| What is expected |
Which lines hold the word "Attracting"? Copy each of them.

== Exercise inputs ==

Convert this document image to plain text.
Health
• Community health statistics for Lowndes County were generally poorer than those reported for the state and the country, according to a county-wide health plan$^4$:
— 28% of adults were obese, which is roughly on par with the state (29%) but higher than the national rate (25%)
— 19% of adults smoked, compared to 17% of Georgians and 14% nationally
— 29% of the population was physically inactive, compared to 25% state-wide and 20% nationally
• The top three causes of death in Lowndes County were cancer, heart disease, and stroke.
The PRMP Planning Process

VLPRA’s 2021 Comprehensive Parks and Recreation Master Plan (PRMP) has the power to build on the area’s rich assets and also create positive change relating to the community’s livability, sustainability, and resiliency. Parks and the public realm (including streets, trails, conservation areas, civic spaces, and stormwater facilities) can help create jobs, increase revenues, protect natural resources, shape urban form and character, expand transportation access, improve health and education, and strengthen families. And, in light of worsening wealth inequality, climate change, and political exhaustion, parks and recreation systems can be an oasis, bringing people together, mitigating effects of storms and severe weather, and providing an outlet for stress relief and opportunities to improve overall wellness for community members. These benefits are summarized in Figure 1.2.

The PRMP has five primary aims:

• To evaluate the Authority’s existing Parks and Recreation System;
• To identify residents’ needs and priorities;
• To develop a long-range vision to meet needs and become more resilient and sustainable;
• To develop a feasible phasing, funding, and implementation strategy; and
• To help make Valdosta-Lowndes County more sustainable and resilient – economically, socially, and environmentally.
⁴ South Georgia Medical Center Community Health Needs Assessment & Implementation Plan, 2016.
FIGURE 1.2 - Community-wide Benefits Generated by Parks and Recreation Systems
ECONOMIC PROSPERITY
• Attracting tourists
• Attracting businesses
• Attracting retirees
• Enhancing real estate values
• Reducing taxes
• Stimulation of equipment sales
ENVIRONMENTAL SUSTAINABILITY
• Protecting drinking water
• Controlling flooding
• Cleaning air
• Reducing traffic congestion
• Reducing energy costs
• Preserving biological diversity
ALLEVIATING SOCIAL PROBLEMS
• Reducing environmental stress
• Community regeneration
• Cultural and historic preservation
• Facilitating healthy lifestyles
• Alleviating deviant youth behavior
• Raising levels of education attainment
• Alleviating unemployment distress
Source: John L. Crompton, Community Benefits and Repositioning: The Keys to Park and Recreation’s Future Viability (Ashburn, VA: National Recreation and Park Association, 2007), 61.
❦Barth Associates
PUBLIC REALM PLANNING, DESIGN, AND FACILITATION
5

===

| Response |
• Attracting tourists
• Attracting businesses
• Attracting retirees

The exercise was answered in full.